* _PASSAGE_

□ □ □

# What do you like to do besides urbexing?



## Capulux (Jun 1, 2017)

Hey there, I searched abit but didn't find this thread here yet. The title is pretty self-explanatory - *what do you like doing besides visiting sketchy, abandoned and derelict places?*

I very recently started exploring myself (only handful of buildings visited in my former town) and got interested in this hobby. I currently live in Germany in a city called Dresden. It is quite a historical city, so there is always something to explore. Luckily, there is a lot of information on the internet about the interesting places to visit - I already got something planned out 

Now to kick off this thread I'll start myself!

*I like bouldering, reading books (fantasy or non-fiction), spending time with my lovely girlfriend and playing my (also lovely) ukulele. *

Besides that, I am also trying to do business, which started off as a hobby, but became something I do full time 

What about you guys?

Looking forward to your answers!


----------



## BarryLynch (Jun 1, 2017)

Football, Driving, Fishing & Tollerating my girlfriend  lol


----------



## Sam Haltin (Jun 1, 2017)

Travelling, Hobby Electronics, DTP, Graphics, Railfan (Europe & US), Listening to Metal music, That's about it.


----------



## Capulux (Jun 1, 2017)

BarryLynch said:


> Football, Driving, Fishing & Tollerating my girlfriend  lol



Hats off to you, sir, for the last hobby  

and driving as in enjoying the everyday driving or going go-karting or something?



Hugh Jorgan said:


> Travelling, Hobby Electronics, DTP, Graphics, Railfan (Europe & US), Listening to Metal music, That's about it.



Hobby electronics, could you elaborate on that? As in repairing them? 
You also lost me at "DTP", but we share the love for the metal music  What kind of metal, if I might ask?


----------



## Sam Haltin (Jun 1, 2017)

Capulux said:


> Hats off to you, sir, for the last hobby
> 
> and driving as in enjoying the everyday driving or going go-karting or something?
> 
> ...



Hobby Electronics = making projects using circuit diagrams and printed circuit board layouts.DTP = DeskTop Publishing. Creating magazines, leaflets, books, etc. Metal music = mostly 1980s, some late 1970s.


----------



## Capulux (Jun 1, 2017)

Hugh Jorgan said:


> Hobby Electronics = making projects using circuit diagrams and printed circuit board layouts.DTP = DeskTop Publishing. Creating magazines, leaflets, books, etc. Metal music = mostly 1980s, some late 1970s.



I see, that sounds really interesting.

A year back I was also a bit into publishing. I used kindle direct publishing as my platform and wrote a couple of books about my interests  nothing spectacular, but not that shabby either I'd say  

As for my metal taste - I am a big metallica fan and I also like to listen to bands like Disturbed, Godsmack, SOAD and so on  Melodic metal with nice riffs is my thing.


----------



## krela (Jun 1, 2017)

A curious thread to start for someone who has never posted here before. I guess it's an introduction of sorts.  

In my spare time I spend too much time admin'ing internet forums...

□ □ □

* _EXERCISES_
1. Answer these questions about the hobbies thread:
(a) In which city does Capulux live?
(b) What does DTP stand for?
(c) Which platform did Capulux use to publish books?
2. Carry the forum thread on hobbies forward from its last post.
The data placed after the hobbies thread are separate material, unrelated to it.

* _SOURCE EXCERPT_
□ □ □

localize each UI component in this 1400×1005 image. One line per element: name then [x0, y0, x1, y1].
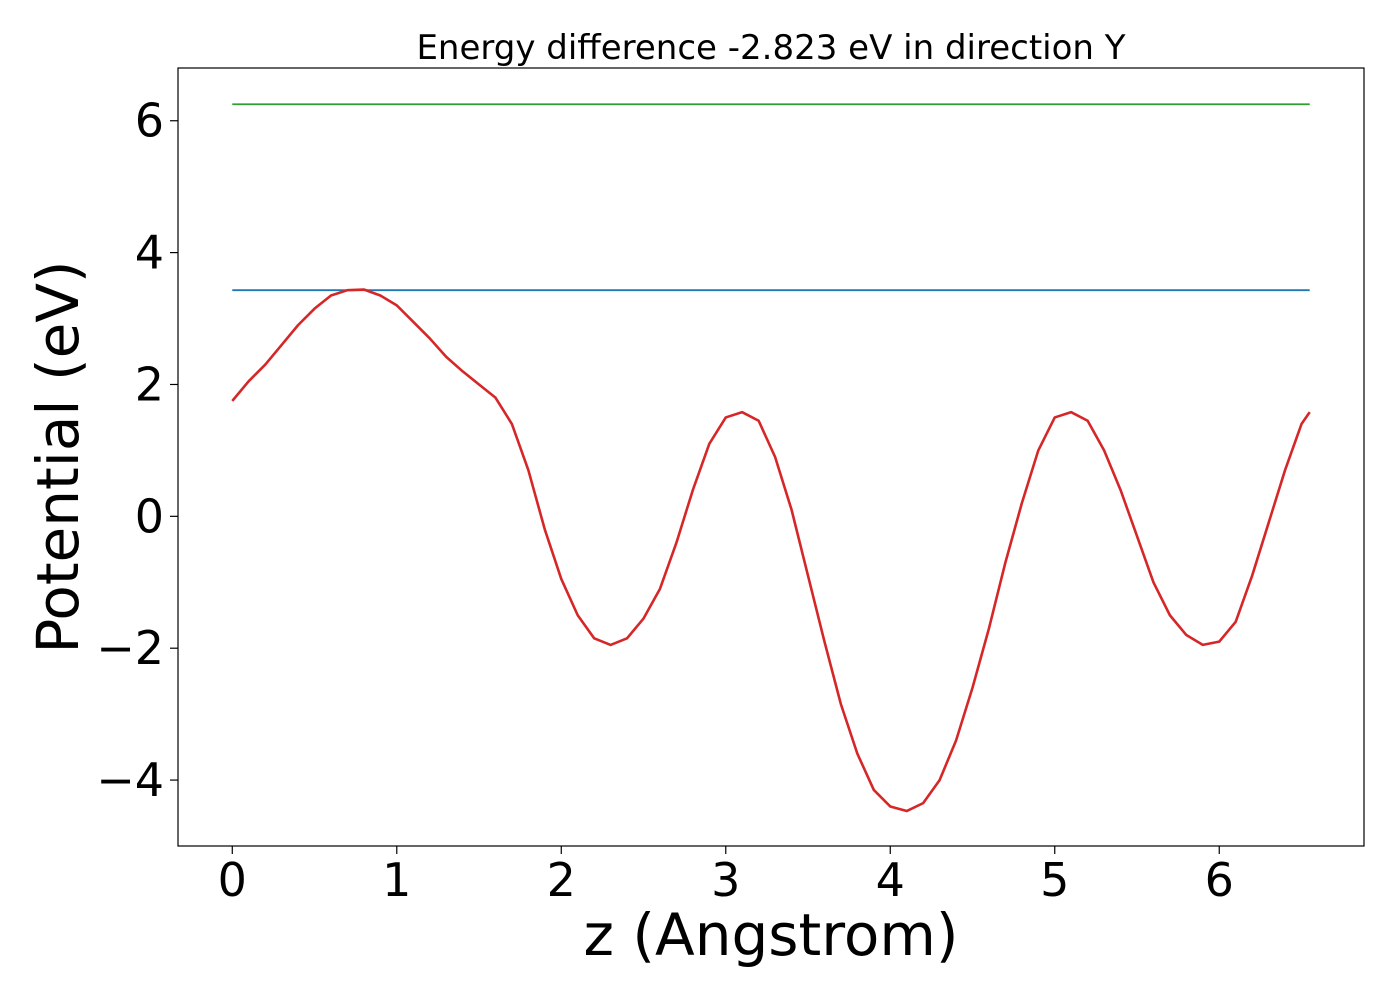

□ □ □

* _TASK RESULTS_
1.
(a) Dresden, Germany.
(b) DeskTop Publishing.
(c) Kindle Direct Publishing.

2.
----------



## Capulux (Jun 1, 2017)

krela said:


> A curious thread to start for someone who has never posted here before. I guess it's an introduction of sorts.
> 
> In my spare time I spend too much time admin'ing internet forums...




Yeah, I admit. Even online I am somehow too shy to introduce myself... So you can say that this is an introduction 

How does admining internet forums usually look like?


----------



## krela (Jun 1, 2017)

Capulux said:


> How does admining internet forums usually look like?



It's much like being a primary school teacher!  

Welcome by the way.


----------



## BikinGlynn (Jun 1, 2017)

I do er biking surprisingly... also spend a lot of time modifying vehicles, restoring my house & do a bit of geocahching & magnet fishing!
On top of running a structural steel company & spending time with my girlfriend, hence exploring for me is a grab it while u can gap filler!


----------



## rockfordstone (Jun 1, 2017)

i'm a musician for the most part, but i do a lot of other photography that wouldn't fit on this forum


----------



## BarryLynch (Jun 2, 2017)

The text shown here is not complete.